▶ **Collection entries**:
(begin)

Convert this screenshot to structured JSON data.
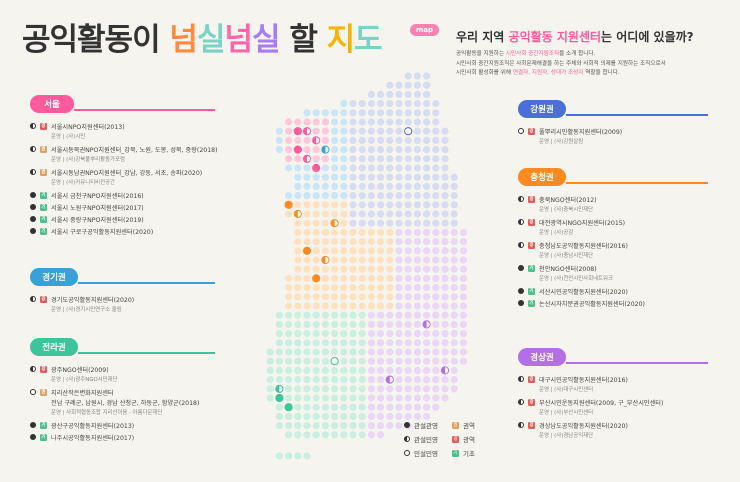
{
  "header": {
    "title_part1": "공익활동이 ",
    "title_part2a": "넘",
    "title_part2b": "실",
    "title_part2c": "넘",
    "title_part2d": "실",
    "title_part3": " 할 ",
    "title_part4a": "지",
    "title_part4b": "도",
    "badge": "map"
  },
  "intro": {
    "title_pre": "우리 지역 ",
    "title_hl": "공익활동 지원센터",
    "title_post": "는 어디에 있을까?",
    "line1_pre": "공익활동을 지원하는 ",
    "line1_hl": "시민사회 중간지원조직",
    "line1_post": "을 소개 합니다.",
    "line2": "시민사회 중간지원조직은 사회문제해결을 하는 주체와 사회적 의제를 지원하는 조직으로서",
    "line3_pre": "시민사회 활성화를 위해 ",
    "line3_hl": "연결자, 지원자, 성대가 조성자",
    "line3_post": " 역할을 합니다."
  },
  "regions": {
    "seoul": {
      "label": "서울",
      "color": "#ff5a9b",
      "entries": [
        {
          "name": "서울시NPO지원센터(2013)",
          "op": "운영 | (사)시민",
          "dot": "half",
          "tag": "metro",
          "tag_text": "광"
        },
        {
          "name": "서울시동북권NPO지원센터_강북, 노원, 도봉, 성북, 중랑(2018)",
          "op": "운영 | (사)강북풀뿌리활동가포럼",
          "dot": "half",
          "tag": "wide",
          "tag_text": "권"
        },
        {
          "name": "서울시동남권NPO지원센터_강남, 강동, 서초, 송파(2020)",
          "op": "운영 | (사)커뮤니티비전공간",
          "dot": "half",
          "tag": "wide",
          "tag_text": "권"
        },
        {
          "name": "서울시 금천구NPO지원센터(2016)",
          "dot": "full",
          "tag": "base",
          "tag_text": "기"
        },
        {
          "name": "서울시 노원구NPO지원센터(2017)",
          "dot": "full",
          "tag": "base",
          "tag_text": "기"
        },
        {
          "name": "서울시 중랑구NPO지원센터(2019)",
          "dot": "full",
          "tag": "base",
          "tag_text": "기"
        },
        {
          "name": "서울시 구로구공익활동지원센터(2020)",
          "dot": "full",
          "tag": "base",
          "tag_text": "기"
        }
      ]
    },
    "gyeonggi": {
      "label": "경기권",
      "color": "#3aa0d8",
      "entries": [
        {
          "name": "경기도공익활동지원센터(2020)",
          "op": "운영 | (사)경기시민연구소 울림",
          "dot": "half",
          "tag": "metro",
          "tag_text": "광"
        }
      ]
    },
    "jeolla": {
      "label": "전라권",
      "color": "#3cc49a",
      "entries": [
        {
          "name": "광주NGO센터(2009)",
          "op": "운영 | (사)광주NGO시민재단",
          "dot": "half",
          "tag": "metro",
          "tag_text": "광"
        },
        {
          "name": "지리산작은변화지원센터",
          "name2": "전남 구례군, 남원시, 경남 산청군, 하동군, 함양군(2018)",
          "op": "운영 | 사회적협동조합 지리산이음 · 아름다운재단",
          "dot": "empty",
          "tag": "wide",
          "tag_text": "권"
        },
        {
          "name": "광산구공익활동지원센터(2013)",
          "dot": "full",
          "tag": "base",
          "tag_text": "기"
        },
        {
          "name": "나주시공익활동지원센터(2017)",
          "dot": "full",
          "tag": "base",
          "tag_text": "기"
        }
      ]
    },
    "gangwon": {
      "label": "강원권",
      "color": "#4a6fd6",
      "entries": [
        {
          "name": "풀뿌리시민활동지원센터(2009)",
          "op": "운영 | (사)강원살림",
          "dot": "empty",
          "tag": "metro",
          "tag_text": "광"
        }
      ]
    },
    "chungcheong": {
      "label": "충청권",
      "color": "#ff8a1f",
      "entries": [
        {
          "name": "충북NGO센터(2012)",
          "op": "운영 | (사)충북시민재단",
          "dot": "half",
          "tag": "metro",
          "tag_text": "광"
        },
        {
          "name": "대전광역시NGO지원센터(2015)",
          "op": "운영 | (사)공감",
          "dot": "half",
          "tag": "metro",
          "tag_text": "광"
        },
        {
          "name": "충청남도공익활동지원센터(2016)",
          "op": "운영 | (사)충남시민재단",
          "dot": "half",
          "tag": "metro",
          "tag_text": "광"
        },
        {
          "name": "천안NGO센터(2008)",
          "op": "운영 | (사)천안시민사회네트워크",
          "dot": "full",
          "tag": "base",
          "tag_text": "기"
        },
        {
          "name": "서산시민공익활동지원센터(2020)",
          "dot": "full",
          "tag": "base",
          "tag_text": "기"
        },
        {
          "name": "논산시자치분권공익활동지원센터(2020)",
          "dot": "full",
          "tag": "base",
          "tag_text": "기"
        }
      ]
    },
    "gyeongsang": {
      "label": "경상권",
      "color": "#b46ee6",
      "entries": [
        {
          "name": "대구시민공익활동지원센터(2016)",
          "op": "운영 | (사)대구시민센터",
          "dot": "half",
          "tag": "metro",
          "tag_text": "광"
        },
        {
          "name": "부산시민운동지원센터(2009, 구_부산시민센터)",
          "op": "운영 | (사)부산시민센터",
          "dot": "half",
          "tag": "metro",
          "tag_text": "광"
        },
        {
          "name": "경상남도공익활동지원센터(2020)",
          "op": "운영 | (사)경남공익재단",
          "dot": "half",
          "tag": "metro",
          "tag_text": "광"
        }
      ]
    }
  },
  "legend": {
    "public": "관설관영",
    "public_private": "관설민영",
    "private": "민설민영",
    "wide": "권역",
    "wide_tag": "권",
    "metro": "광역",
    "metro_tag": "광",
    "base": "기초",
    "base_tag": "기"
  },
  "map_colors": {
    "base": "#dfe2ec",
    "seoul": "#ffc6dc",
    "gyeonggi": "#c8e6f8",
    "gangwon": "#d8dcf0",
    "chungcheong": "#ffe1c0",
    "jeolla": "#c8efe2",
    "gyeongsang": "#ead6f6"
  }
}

(end)

▶ **WHAT IS NEEDED**:
Except for the pictures, print the data above exactly.

▶ **WRITTEN RESPONSE**:
Convert this screenshot to structured JSON data.
{
  "header": {
    "title_part1": "공익활동이 ",
    "title_part2a": "넘",
    "title_part2b": "실",
    "title_part2c": "넘",
    "title_part2d": "실",
    "title_part3": " 할 ",
    "title_part4a": "지",
    "title_part4b": "도",
    "badge": "map"
  },
  "intro": {
    "title_pre": "우리 지역 ",
    "title_hl": "공익활동 지원센터",
    "title_post": "는 어디에 있을까?",
    "line1_pre": "공익활동을 지원하는 ",
    "line1_hl": "시민사회 중간지원조직",
    "line1_post": "을 소개 합니다.",
    "line2": "시민사회 중간지원조직은 사회문제해결을 하는 주체와 사회적 의제를 지원하는 조직으로서",
    "line3_pre": "시민사회 활성화를 위해 ",
    "line3_hl": "연결자, 지원자, 성대가 조성자",
    "line3_post": " 역할을 합니다."
  },
  "regions": {
    "seoul": {
      "label": "서울",
      "color": "#ff5a9b",
      "entries": [
        {
          "name": "서울시NPO지원센터(2013)",
          "op": "운영 | (사)시민",
          "dot": "half",
          "tag": "metro",
          "tag_text": "광"
        },
        {
          "name": "서울시동북권NPO지원센터_강북, 노원, 도봉, 성북, 중랑(2018)",
          "op": "운영 | (사)강북풀뿌리활동가포럼",
          "dot": "half",
          "tag": "wide",
          "tag_text": "권"
        },
        {
          "name": "서울시동남권NPO지원센터_강남, 강동, 서초, 송파(2020)",
          "op": "운영 | (사)커뮤니티비전공간",
          "dot": "half",
          "tag": "wide",
          "tag_text": "권"
        },
        {
          "name": "서울시 금천구NPO지원센터(2016)",
          "dot": "full",
          "tag": "base",
          "tag_text": "기"
        },
        {
          "name": "서울시 노원구NPO지원센터(2017)",
          "dot": "full",
          "tag": "base",
          "tag_text": "기"
        },
        {
          "name": "서울시 중랑구NPO지원센터(2019)",
          "dot": "full",
          "tag": "base",
          "tag_text": "기"
        },
        {
          "name": "서울시 구로구공익활동지원센터(2020)",
          "dot": "full",
          "tag": "base",
          "tag_text": "기"
        }
      ]
    },
    "gyeonggi": {
      "label": "경기권",
      "color": "#3aa0d8",
      "entries": [
        {
          "name": "경기도공익활동지원센터(2020)",
          "op": "운영 | (사)경기시민연구소 울림",
          "dot": "half",
          "tag": "metro",
          "tag_text": "광"
        }
      ]
    },
    "jeolla": {
      "label": "전라권",
      "color": "#3cc49a",
      "entries": [
        {
          "name": "광주NGO센터(2009)",
          "op": "운영 | (사)광주NGO시민재단",
          "dot": "half",
          "tag": "metro",
          "tag_text": "광"
        },
        {
          "name": "지리산작은변화지원센터",
          "name2": "전남 구례군, 남원시, 경남 산청군, 하동군, 함양군(2018)",
          "op": "운영 | 사회적협동조합 지리산이음 · 아름다운재단",
          "dot": "empty",
          "tag": "wide",
          "tag_text": "권"
        },
        {
          "name": "광산구공익활동지원센터(2013)",
          "dot": "full",
          "tag": "base",
          "tag_text": "기"
        },
        {
          "name": "나주시공익활동지원센터(2017)",
          "dot": "full",
          "tag": "base",
          "tag_text": "기"
        }
      ]
    },
    "gangwon": {
      "label": "강원권",
      "color": "#4a6fd6",
      "entries": [
        {
          "name": "풀뿌리시민활동지원센터(2009)",
          "op": "운영 | (사)강원살림",
          "dot": "empty",
          "tag": "metro",
          "tag_text": "광"
        }
      ]
    },
    "chungcheong": {
      "label": "충청권",
      "color": "#ff8a1f",
      "entries": [
        {
          "name": "충북NGO센터(2012)",
          "op": "운영 | (사)충북시민재단",
          "dot": "half",
          "tag": "metro",
          "tag_text": "광"
        },
        {
          "name": "대전광역시NGO지원센터(2015)",
          "op": "운영 | (사)공감",
          "dot": "half",
          "tag": "metro",
          "tag_text": "광"
        },
        {
          "name": "충청남도공익활동지원센터(2016)",
          "op": "운영 | (사)충남시민재단",
          "dot": "half",
          "tag": "metro",
          "tag_text": "광"
        },
        {
          "name": "천안NGO센터(2008)",
          "op": "운영 | (사)천안시민사회네트워크",
          "dot": "full",
          "tag": "base",
          "tag_text": "기"
        },
        {
          "name": "서산시민공익활동지원센터(2020)",
          "dot": "full",
          "tag": "base",
          "tag_text": "기"
        },
        {
          "name": "논산시자치분권공익활동지원센터(2020)",
          "dot": "full",
          "tag": "base",
          "tag_text": "기"
        }
      ]
    },
    "gyeongsang": {
      "label": "경상권",
      "color": "#b46ee6",
      "entries": [
        {
          "name": "대구시민공익활동지원센터(2016)",
          "op": "운영 | (사)대구시민센터",
          "dot": "half",
          "tag": "metro",
          "tag_text": "광"
        },
        {
          "name": "부산시민운동지원센터(2009, 구_부산시민센터)",
          "op": "운영 | (사)부산시민센터",
          "dot": "half",
          "tag": "metro",
          "tag_text": "광"
        },
        {
          "name": "경상남도공익활동지원센터(2020)",
          "op": "운영 | (사)경남공익재단",
          "dot": "half",
          "tag": "metro",
          "tag_text": "광"
        }
      ]
    }
  },
  "legend": {
    "public": "관설관영",
    "public_private": "관설민영",
    "private": "민설민영",
    "wide": "권역",
    "wide_tag": "권",
    "metro": "광역",
    "metro_tag": "광",
    "base": "기초",
    "base_tag": "기"
  },
  "map_colors": {
    "base": "#dfe2ec",
    "seoul": "#ffc6dc",
    "gyeonggi": "#c8e6f8",
    "gangwon": "#d8dcf0",
    "chungcheong": "#ffe1c0",
    "jeolla": "#c8efe2",
    "gyeongsang": "#ead6f6"
  }
}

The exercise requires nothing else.